**Problem description**
Filter for the word "median" and keep each matching line.

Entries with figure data
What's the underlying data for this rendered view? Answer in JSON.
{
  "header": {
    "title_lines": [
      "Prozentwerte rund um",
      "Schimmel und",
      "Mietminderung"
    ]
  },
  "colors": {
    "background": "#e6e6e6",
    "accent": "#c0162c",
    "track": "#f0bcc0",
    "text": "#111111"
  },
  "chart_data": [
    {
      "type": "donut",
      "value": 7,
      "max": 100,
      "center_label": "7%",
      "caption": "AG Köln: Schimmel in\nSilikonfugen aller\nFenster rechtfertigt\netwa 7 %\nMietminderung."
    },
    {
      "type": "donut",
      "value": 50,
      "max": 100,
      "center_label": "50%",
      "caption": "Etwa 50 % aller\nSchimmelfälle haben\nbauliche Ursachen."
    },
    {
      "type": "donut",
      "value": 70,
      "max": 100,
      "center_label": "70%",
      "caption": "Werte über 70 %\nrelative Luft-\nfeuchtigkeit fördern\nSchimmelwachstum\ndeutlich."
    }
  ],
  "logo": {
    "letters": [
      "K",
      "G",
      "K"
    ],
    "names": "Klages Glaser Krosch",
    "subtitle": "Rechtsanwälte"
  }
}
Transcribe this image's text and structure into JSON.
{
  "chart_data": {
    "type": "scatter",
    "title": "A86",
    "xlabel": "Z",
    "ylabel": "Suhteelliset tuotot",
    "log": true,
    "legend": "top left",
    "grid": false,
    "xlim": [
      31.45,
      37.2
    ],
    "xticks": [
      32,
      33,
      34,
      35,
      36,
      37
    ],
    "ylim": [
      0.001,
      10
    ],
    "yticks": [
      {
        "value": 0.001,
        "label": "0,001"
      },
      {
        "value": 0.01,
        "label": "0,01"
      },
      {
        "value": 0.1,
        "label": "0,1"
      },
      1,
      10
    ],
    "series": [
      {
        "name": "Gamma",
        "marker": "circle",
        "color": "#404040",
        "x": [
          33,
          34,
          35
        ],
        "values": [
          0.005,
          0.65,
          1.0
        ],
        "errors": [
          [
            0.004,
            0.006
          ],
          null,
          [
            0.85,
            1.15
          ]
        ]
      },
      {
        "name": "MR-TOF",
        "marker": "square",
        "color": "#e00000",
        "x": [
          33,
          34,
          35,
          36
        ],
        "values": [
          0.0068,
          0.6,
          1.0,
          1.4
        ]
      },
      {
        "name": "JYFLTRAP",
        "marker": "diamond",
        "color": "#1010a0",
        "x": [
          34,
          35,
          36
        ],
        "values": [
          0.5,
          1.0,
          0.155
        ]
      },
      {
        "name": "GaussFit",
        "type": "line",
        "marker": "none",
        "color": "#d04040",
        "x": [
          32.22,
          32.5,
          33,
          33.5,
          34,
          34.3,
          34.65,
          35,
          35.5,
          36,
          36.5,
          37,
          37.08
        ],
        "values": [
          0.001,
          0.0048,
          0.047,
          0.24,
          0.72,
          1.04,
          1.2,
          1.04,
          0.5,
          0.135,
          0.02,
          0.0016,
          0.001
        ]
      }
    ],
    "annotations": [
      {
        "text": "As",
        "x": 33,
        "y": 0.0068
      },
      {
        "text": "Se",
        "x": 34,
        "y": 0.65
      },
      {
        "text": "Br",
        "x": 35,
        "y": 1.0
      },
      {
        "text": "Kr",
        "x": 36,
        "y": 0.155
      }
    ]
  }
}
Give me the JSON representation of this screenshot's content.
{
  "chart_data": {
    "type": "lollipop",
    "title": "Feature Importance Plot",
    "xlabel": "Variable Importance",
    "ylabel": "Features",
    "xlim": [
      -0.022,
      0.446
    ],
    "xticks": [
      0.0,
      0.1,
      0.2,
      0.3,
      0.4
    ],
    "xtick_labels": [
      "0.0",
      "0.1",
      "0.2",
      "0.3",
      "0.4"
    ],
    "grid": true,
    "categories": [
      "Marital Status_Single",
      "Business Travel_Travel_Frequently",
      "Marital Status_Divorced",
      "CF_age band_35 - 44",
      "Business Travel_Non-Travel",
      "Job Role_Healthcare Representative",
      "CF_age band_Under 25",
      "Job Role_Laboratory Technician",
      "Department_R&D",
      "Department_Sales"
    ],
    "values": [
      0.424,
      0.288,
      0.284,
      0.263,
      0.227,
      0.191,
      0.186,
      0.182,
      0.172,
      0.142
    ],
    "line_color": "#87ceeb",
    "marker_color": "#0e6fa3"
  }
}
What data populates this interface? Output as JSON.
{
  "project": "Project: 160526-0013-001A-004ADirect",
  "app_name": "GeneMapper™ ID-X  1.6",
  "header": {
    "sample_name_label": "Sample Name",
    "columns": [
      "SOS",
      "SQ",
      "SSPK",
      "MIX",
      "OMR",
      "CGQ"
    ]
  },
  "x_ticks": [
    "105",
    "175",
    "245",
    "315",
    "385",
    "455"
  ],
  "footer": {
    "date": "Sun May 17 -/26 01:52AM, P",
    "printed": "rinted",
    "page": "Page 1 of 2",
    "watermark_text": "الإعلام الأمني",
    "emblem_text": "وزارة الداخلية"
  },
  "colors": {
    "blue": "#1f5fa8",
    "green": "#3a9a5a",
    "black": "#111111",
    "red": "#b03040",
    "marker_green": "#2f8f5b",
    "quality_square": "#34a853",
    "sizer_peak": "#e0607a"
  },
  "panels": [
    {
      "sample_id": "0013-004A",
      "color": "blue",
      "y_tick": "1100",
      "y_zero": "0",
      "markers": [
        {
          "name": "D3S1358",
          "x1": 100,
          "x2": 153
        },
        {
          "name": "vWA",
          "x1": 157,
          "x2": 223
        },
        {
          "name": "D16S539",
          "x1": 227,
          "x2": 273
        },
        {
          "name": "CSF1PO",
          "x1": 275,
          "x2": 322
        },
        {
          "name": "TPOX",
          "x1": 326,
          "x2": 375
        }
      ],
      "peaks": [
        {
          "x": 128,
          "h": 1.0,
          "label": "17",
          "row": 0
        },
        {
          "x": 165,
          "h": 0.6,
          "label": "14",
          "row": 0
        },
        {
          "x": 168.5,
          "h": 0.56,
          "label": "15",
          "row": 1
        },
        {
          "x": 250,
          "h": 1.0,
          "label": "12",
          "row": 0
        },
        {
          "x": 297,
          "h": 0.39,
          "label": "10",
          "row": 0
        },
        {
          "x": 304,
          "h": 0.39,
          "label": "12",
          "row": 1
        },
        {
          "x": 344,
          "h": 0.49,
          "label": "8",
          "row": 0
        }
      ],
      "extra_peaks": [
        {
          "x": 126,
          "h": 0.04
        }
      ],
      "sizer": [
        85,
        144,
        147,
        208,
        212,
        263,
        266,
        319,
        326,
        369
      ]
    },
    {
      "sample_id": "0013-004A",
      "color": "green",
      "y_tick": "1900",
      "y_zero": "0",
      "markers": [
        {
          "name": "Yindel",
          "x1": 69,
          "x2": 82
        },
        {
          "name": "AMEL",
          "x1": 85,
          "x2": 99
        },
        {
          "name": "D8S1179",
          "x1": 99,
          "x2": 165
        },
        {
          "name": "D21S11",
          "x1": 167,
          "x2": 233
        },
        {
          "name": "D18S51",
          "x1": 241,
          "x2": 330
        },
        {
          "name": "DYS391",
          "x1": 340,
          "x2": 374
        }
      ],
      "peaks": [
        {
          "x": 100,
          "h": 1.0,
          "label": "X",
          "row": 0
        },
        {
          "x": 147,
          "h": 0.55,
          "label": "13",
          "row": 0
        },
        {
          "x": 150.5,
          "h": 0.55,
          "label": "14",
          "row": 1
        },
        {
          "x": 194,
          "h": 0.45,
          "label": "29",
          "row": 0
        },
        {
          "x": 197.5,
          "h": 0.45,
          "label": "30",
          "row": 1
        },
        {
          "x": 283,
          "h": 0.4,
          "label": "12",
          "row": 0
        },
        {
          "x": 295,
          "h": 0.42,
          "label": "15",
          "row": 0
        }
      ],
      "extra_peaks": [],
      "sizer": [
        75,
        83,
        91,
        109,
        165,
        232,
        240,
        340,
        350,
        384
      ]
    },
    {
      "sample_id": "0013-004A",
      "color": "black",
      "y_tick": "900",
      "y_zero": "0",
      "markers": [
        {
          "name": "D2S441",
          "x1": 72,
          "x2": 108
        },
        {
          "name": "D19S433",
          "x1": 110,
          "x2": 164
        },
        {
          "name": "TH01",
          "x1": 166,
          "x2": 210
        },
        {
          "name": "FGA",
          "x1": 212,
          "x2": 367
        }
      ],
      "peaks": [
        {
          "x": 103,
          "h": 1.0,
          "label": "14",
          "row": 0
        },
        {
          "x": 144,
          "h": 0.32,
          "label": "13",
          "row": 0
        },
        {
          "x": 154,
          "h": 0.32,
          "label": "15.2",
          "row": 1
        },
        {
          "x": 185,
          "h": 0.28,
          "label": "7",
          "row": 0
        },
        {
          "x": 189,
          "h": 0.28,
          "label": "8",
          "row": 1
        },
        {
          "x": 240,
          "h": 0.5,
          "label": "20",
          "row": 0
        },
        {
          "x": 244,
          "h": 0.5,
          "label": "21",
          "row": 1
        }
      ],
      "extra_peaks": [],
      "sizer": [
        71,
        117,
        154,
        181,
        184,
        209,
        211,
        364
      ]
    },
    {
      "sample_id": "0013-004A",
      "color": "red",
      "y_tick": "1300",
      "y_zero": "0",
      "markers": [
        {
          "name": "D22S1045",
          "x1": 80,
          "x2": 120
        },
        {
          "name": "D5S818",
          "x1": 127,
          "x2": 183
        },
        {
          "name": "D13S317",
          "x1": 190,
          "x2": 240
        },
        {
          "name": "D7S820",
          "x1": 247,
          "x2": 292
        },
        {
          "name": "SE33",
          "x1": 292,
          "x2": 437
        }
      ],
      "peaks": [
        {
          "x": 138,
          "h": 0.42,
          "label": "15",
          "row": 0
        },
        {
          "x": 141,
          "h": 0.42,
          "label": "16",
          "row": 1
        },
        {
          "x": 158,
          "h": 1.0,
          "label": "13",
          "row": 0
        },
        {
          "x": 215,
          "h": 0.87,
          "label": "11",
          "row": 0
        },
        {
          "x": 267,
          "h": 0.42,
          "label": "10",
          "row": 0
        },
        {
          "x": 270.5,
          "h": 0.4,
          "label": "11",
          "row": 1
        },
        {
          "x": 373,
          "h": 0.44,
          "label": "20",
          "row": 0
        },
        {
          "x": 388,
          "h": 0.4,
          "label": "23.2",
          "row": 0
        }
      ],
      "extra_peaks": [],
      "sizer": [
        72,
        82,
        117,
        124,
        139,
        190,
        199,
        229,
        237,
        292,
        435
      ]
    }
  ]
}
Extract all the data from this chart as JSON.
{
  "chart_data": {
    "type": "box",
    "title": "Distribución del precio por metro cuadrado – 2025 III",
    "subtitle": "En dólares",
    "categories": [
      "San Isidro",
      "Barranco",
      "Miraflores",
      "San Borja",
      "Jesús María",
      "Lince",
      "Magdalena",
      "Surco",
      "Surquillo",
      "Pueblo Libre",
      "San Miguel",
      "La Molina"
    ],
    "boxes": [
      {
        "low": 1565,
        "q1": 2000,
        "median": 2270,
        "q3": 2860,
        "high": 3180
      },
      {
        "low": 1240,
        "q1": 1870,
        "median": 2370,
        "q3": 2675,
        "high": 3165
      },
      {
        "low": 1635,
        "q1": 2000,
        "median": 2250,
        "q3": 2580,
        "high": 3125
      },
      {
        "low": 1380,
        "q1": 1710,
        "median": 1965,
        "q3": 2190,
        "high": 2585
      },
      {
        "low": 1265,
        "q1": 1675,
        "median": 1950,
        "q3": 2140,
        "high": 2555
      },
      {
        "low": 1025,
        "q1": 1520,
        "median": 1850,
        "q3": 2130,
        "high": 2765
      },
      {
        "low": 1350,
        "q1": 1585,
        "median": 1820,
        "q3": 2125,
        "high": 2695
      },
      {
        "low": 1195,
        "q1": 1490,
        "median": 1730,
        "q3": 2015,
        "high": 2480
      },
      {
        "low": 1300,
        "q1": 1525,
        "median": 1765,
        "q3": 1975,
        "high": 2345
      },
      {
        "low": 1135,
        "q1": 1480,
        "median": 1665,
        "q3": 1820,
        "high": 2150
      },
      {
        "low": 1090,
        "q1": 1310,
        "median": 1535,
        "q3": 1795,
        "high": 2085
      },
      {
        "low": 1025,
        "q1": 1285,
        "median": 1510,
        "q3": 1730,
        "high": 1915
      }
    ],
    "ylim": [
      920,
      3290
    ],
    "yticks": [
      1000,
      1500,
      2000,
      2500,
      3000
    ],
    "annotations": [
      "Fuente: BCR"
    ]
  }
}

**The output**
        "median": 2270,
        "median": 2370,
        "median": 2250,
        "median": 1965,
        "median": 1950,
        "median": 1850,
        "median": 1820,
        "median": 1730,
        "median": 1765,
        "median": 1665,
        "median": 1535,
        "median": 1510,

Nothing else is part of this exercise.